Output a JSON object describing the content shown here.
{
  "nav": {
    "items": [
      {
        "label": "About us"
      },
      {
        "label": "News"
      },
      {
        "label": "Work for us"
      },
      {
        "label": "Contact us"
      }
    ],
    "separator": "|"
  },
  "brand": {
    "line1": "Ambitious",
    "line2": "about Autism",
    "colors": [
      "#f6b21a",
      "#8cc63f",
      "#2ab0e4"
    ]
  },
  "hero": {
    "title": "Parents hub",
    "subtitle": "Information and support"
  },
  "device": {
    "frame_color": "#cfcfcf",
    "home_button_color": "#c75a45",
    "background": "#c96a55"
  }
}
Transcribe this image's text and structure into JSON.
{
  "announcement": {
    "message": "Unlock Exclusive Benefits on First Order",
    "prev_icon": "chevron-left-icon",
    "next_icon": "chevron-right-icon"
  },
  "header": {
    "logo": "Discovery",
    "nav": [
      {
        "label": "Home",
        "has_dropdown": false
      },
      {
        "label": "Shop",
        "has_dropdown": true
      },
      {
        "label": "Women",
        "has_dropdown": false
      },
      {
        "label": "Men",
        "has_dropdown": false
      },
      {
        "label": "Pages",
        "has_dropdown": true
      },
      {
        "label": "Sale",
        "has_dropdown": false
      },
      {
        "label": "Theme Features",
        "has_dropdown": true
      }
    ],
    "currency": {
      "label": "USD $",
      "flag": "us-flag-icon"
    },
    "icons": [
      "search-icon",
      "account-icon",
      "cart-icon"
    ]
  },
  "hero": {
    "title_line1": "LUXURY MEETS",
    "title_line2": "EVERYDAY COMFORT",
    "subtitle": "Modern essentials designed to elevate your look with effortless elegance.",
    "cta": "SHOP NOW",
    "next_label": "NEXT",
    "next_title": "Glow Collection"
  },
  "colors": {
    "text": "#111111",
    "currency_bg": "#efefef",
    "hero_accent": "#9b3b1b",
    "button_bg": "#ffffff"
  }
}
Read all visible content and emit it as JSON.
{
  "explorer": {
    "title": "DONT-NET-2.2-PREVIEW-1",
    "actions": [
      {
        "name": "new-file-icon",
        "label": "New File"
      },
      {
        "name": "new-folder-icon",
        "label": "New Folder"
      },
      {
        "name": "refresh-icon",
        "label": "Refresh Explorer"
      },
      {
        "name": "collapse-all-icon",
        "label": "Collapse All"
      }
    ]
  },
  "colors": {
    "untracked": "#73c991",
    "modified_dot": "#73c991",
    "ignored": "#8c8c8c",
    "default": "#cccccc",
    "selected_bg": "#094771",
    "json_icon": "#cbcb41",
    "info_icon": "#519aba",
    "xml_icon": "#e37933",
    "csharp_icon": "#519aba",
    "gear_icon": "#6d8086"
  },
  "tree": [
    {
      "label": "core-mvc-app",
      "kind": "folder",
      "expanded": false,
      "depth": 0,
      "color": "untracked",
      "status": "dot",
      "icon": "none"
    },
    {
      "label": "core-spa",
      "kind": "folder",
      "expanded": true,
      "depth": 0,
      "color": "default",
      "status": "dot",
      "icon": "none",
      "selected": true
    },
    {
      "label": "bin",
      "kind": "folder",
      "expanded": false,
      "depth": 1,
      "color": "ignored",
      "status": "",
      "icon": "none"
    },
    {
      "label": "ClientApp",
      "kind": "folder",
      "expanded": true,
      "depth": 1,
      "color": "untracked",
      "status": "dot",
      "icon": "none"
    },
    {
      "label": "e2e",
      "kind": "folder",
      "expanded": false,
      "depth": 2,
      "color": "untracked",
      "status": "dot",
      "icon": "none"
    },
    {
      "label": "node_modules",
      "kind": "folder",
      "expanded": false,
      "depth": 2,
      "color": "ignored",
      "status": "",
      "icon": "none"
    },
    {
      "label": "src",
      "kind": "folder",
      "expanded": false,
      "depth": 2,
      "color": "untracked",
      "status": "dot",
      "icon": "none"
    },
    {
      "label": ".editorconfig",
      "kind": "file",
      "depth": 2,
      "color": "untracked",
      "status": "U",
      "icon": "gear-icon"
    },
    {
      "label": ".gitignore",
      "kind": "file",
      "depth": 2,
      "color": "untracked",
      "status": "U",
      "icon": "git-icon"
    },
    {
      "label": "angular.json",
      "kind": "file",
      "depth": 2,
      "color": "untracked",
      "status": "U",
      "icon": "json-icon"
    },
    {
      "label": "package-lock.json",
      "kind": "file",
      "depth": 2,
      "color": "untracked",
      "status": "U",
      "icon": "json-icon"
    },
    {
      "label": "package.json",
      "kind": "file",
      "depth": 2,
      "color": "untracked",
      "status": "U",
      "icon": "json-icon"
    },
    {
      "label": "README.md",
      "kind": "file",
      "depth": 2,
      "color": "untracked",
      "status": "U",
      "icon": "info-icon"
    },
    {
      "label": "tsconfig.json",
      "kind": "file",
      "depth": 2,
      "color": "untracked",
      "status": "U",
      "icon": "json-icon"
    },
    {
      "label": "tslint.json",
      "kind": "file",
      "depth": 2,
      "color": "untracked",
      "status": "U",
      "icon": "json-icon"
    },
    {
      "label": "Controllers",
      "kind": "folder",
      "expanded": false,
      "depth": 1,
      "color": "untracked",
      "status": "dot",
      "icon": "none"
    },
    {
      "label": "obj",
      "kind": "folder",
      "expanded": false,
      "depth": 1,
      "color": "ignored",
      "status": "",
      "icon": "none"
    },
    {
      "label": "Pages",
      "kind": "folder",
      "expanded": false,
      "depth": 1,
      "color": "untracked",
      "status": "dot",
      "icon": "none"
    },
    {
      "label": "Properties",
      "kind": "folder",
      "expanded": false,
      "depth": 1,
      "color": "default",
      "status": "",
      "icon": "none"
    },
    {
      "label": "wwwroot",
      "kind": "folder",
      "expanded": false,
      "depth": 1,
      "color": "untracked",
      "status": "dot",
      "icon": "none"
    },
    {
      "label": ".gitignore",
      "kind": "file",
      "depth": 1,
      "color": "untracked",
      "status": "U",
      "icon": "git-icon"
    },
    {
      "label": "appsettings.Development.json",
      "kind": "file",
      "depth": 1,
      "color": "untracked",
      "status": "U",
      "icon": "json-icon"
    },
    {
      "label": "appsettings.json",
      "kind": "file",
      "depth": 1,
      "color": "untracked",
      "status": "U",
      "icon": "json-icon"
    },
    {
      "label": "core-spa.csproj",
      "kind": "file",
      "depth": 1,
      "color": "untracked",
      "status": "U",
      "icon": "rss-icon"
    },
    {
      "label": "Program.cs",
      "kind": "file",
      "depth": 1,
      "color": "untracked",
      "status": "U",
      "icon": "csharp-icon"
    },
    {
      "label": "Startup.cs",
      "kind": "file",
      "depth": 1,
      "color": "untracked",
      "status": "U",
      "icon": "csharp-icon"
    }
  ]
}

• [Request]: Quote each line above in full, word for word.

• [Solution for this exercise]:
Output a JSON object describing the content shown here.
{
  "nav": {
    "items": [
      {
        "label": "About us"
      },
      {
        "label": "News"
      },
      {
        "label": "Work for us"
      },
      {
        "label": "Contact us"
      }
    ],
    "separator": "|"
  },
  "brand": {
    "line1": "Ambitious",
    "line2": "about Autism",
    "colors": [
      "#f6b21a",
      "#8cc63f",
      "#2ab0e4"
    ]
  },
  "hero": {
    "title": "Parents hub",
    "subtitle": "Information and support"
  },
  "device": {
    "frame_color": "#cfcfcf",
    "home_button_color": "#c75a45",
    "background": "#c96a55"
  }
}
Transcribe this image's text and structure into JSON.
{
  "announcement": {
    "message": "Unlock Exclusive Benefits on First Order",
    "prev_icon": "chevron-left-icon",
    "next_icon": "chevron-right-icon"
  },
  "header": {
    "logo": "Discovery",
    "nav": [
      {
        "label": "Home",
        "has_dropdown": false
      },
      {
        "label": "Shop",
        "has_dropdown": true
      },
      {
        "label": "Women",
        "has_dropdown": false
      },
      {
        "label": "Men",
        "has_dropdown": false
      },
      {
        "label": "Pages",
        "has_dropdown": true
      },
      {
        "label": "Sale",
        "has_dropdown": false
      },
      {
        "label": "Theme Features",
        "has_dropdown": true
      }
    ],
    "currency": {
      "label": "USD $",
      "flag": "us-flag-icon"
    },
    "icons": [
      "search-icon",
      "account-icon",
      "cart-icon"
    ]
  },
  "hero": {
    "title_line1": "LUXURY MEETS",
    "title_line2": "EVERYDAY COMFORT",
    "subtitle": "Modern essentials designed to elevate your look with effortless elegance.",
    "cta": "SHOP NOW",
    "next_label": "NEXT",
    "next_title": "Glow Collection"
  },
  "colors": {
    "text": "#111111",
    "currency_bg": "#efefef",
    "hero_accent": "#9b3b1b",
    "button_bg": "#ffffff"
  }
}
Read all visible content and emit it as JSON.
{
  "explorer": {
    "title": "DONT-NET-2.2-PREVIEW-1",
    "actions": [
      {
        "name": "new-file-icon",
        "label": "New File"
      },
      {
        "name": "new-folder-icon",
        "label": "New Folder"
      },
      {
        "name": "refresh-icon",
        "label": "Refresh Explorer"
      },
      {
        "name": "collapse-all-icon",
        "label": "Collapse All"
      }
    ]
  },
  "colors": {
    "untracked": "#73c991",
    "modified_dot": "#73c991",
    "ignored": "#8c8c8c",
    "default": "#cccccc",
    "selected_bg": "#094771",
    "json_icon": "#cbcb41",
    "info_icon": "#519aba",
    "xml_icon": "#e37933",
    "csharp_icon": "#519aba",
    "gear_icon": "#6d8086"
  },
  "tree": [
    {
      "label": "core-mvc-app",
      "kind": "folder",
      "expanded": false,
      "depth": 0,
      "color": "untracked",
      "status": "dot",
      "icon": "none"
    },
    {
      "label": "core-spa",
      "kind": "folder",
      "expanded": true,
      "depth": 0,
      "color": "default",
      "status": "dot",
      "icon": "none",
      "selected": true
    },
    {
      "label": "bin",
      "kind": "folder",
      "expanded": false,
      "depth": 1,
      "color": "ignored",
      "status": "",
      "icon": "none"
    },
    {
      "label": "ClientApp",
      "kind": "folder",
      "expanded": true,
      "depth": 1,
      "color": "untracked",
      "status": "dot",
      "icon": "none"
    },
    {
      "label": "e2e",
      "kind": "folder",
      "expanded": false,
      "depth": 2,
      "color": "untracked",
      "status": "dot",
      "icon": "none"
    },
    {
      "label": "node_modules",
      "kind": "folder",
      "expanded": false,
      "depth": 2,
      "color": "ignored",
      "status": "",
      "icon": "none"
    },
    {
      "label": "src",
      "kind": "folder",
      "expanded": false,
      "depth": 2,
      "color": "untracked",
      "status": "dot",
      "icon": "none"
    },
    {
      "label": ".editorconfig",
      "kind": "file",
      "depth": 2,
      "color": "untracked",
      "status": "U",
      "icon": "gear-icon"
    },
    {
      "label": ".gitignore",
      "kind": "file",
      "depth": 2,
      "color": "untracked",
      "status": "U",
      "icon": "git-icon"
    },
    {
      "label": "angular.json",
      "kind": "file",
      "depth": 2,
      "color": "untracked",
      "status": "U",
      "icon": "json-icon"
    },
    {
      "label": "package-lock.json",
      "kind": "file",
      "depth": 2,
      "color": "untracked",
      "status": "U",
      "icon": "json-icon"
    },
    {
      "label": "package.json",
      "kind": "file",
      "depth": 2,
      "color": "untracked",
      "status": "U",
      "icon": "json-icon"
    },
    {
      "label": "README.md",
      "kind": "file",
      "depth": 2,
      "color": "untracked",
      "status": "U",
      "icon": "info-icon"
    },
    {
      "label": "tsconfig.json",
      "kind": "file",
      "depth": 2,
      "color": "untracked",
      "status": "U",
      "icon": "json-icon"
    },
    {
      "label": "tslint.json",
      "kind": "file",
      "depth": 2,
      "color": "untracked",
      "status": "U",
      "icon": "json-icon"
    },
    {
      "label": "Controllers",
      "kind": "folder",
      "expanded": false,
      "depth": 1,
      "color": "untracked",
      "status": "dot",
      "icon": "none"
    },
    {
      "label": "obj",
      "kind": "folder",
      "expanded": false,
      "depth": 1,
      "color": "ignored",
      "status": "",
      "icon": "none"
    },
    {
      "label": "Pages",
      "kind": "folder",
      "expanded": false,
      "depth": 1,
      "color": "untracked",
      "status": "dot",
      "icon": "none"
    },
    {
      "label": "Properties",
      "kind": "folder",
      "expanded": false,
      "depth": 1,
      "color": "default",
      "status": "",
      "icon": "none"
    },
    {
      "label": "wwwroot",
      "kind": "folder",
      "expanded": false,
      "depth": 1,
      "color": "untracked",
      "status": "dot",
      "icon": "none"
    },
    {
      "label": ".gitignore",
      "kind": "file",
      "depth": 1,
      "color": "untracked",
      "status": "U",
      "icon": "git-icon"
    },
    {
      "label": "appsettings.Development.json",
      "kind": "file",
      "depth": 1,
      "color": "untracked",
      "status": "U",
      "icon": "json-icon"
    },
    {
      "label": "appsettings.json",
      "kind": "file",
      "depth": 1,
      "color": "untracked",
      "status": "U",
      "icon": "json-icon"
    },
    {
      "label": "core-spa.csproj",
      "kind": "file",
      "depth": 1,
      "color": "untracked",
      "status": "U",
      "icon": "rss-icon"
    },
    {
      "label": "Program.cs",
      "kind": "file",
      "depth": 1,
      "color": "untracked",
      "status": "U",
      "icon": "csharp-icon"
    },
    {
      "label": "Startup.cs",
      "kind": "file",
      "depth": 1,
      "color": "untracked",
      "status": "U",
      "icon": "csharp-icon"
    }
  ]
}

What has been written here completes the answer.